Supplied entries =
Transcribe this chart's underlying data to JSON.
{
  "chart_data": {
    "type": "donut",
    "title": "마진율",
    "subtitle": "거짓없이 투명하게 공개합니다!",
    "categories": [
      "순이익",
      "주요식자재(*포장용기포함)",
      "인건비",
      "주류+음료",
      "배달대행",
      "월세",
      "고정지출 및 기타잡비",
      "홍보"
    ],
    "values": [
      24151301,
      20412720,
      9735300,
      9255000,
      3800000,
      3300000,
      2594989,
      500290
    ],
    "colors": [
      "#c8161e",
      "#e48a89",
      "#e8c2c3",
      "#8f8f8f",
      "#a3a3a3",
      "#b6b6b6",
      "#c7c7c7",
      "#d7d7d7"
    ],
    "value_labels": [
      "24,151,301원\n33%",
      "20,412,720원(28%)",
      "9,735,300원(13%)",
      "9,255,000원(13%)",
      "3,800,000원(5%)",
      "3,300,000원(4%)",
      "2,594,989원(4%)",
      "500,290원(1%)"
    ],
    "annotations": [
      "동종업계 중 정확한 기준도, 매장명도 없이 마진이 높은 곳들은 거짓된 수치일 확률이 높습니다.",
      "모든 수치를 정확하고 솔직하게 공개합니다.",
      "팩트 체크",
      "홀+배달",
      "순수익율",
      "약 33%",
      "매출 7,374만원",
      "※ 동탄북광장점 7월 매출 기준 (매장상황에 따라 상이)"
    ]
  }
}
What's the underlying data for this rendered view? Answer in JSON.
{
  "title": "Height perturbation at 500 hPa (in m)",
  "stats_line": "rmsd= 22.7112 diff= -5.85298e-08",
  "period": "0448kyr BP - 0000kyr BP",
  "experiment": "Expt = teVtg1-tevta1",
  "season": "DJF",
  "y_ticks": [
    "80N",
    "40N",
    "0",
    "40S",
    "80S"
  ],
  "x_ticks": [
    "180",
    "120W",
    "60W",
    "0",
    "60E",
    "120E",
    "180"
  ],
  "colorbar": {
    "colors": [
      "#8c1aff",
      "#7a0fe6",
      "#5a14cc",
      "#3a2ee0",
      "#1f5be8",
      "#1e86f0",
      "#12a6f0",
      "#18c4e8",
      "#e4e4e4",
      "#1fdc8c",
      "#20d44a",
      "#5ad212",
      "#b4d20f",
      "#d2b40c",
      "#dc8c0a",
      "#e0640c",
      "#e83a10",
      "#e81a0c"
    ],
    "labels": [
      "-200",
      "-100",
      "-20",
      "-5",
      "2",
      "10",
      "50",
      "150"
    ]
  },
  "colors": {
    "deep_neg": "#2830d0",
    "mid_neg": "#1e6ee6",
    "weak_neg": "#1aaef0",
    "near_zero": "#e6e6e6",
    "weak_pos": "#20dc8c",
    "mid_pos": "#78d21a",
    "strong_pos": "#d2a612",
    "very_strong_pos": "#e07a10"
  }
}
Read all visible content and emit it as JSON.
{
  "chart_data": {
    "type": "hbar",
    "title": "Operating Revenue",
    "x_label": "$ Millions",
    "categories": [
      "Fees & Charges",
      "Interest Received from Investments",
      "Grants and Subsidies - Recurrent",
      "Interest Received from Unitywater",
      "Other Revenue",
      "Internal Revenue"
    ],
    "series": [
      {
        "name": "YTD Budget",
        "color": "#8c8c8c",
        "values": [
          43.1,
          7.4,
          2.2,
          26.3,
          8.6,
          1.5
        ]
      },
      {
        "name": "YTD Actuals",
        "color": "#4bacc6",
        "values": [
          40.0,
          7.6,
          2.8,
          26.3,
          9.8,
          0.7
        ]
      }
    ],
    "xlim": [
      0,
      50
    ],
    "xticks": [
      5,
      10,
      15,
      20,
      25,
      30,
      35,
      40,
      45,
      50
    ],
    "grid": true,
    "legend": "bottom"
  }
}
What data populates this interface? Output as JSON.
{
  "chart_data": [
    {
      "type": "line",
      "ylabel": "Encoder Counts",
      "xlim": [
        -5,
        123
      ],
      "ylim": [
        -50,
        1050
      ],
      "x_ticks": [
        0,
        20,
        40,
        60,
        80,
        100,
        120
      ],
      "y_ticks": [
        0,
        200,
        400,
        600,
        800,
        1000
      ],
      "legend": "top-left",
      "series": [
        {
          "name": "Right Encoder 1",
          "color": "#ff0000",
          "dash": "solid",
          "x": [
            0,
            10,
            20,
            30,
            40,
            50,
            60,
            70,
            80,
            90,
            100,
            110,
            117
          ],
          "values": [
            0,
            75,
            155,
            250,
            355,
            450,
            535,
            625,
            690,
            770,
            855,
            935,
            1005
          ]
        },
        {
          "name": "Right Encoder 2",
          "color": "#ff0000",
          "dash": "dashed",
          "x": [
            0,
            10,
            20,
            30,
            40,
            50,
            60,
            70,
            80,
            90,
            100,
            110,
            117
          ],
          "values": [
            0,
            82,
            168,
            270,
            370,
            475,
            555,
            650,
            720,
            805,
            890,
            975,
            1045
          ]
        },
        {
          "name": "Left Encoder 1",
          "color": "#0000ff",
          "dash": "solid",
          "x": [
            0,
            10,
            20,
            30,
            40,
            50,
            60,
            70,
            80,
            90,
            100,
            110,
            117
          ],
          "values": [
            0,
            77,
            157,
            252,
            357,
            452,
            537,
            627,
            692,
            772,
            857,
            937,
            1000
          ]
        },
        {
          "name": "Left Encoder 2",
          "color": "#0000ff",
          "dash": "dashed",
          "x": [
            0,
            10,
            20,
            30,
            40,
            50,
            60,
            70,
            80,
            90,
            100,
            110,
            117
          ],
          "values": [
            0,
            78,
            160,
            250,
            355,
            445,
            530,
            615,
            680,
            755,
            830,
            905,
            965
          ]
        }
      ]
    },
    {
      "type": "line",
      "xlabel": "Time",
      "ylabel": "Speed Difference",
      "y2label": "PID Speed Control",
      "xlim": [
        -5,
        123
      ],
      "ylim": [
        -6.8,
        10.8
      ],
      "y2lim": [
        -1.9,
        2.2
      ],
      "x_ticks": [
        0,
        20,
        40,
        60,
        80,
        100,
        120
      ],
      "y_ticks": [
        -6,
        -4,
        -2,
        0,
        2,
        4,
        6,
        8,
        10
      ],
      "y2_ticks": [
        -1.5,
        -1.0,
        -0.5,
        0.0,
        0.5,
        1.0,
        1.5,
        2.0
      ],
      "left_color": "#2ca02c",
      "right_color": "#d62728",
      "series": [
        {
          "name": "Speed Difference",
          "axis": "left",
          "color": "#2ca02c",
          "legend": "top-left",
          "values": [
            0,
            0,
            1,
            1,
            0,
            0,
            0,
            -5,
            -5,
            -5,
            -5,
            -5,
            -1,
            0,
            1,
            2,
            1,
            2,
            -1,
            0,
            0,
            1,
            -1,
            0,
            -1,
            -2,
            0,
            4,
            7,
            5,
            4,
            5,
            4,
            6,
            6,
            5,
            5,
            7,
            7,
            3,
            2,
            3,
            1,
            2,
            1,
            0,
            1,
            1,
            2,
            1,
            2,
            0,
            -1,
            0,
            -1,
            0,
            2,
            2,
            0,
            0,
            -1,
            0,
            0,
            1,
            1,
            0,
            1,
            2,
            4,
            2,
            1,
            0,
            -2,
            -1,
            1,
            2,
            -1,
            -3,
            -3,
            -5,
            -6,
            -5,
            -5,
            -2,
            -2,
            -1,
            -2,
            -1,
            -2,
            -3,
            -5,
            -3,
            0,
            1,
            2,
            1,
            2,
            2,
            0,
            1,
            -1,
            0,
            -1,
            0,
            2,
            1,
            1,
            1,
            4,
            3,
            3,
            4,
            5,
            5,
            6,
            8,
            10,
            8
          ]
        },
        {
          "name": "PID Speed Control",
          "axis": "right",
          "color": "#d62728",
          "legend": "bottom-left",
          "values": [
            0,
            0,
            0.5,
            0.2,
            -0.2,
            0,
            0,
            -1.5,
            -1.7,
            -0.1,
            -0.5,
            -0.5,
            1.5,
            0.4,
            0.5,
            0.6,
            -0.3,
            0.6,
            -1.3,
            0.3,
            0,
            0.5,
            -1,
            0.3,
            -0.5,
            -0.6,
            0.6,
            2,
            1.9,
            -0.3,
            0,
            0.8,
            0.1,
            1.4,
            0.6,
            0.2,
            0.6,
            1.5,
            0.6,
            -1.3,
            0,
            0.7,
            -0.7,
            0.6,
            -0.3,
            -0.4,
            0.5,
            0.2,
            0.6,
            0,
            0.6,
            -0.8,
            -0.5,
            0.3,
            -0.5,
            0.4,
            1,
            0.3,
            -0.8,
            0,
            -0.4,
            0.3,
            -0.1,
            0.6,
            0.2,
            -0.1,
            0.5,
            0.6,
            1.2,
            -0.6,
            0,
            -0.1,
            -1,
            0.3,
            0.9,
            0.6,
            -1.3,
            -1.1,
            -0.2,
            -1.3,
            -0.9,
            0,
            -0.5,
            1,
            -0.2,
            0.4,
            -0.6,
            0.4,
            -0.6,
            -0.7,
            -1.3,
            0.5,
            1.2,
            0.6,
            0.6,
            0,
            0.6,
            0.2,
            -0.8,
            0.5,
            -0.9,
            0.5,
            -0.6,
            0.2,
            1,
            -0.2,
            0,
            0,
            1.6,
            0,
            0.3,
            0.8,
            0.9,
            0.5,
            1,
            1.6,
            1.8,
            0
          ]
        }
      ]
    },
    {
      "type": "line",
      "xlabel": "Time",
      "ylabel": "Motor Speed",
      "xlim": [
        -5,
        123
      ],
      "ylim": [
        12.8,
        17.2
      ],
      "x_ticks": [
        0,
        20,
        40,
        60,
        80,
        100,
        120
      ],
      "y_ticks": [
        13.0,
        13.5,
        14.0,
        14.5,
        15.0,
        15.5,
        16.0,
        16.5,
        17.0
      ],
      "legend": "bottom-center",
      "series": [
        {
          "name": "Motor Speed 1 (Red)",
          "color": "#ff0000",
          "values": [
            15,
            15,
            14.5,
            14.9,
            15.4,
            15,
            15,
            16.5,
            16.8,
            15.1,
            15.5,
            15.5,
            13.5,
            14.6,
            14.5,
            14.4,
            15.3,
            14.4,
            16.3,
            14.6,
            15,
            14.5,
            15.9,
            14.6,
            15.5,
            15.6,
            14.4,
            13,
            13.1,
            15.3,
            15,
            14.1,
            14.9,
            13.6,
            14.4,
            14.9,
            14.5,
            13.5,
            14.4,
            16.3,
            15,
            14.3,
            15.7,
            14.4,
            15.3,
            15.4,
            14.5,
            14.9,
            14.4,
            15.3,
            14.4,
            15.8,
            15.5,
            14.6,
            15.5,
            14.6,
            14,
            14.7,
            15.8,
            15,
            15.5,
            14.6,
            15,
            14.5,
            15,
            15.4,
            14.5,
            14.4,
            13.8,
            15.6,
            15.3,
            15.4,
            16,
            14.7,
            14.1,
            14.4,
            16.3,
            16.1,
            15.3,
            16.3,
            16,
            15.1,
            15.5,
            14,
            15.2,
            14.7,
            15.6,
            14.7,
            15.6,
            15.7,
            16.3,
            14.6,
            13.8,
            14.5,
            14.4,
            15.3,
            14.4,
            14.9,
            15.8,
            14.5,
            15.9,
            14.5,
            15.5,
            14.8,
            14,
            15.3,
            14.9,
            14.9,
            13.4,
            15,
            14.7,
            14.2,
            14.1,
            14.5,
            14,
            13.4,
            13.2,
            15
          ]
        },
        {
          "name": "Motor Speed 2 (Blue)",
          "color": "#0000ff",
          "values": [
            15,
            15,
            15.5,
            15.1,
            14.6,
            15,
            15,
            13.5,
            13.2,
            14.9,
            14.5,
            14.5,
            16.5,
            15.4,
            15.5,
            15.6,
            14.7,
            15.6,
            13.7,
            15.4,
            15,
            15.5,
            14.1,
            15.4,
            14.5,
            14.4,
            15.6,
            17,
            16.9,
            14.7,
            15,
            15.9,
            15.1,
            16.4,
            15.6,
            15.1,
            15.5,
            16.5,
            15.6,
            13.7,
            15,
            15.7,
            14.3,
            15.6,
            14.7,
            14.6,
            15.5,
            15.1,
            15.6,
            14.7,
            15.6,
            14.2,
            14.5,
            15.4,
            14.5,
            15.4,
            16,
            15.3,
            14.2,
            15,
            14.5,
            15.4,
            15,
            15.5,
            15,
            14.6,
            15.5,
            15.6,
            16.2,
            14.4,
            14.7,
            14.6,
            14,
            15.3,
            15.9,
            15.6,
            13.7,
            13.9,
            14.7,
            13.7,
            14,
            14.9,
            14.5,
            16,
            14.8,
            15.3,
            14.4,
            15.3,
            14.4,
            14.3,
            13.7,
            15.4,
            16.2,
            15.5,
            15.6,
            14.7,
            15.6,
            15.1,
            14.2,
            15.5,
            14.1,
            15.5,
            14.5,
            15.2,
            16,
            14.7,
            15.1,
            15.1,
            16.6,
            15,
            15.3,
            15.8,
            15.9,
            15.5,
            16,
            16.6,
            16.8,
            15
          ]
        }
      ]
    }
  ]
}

Task to carry out = In the listing above, locate each line with "Encoder" and copy it.

The output =
      "ylabel": "Encoder Counts",
          "name": "Right Encoder 1",
          "name": "Right Encoder 2",
          "name": "Left Encoder 1",
          "name": "Left Encoder 2",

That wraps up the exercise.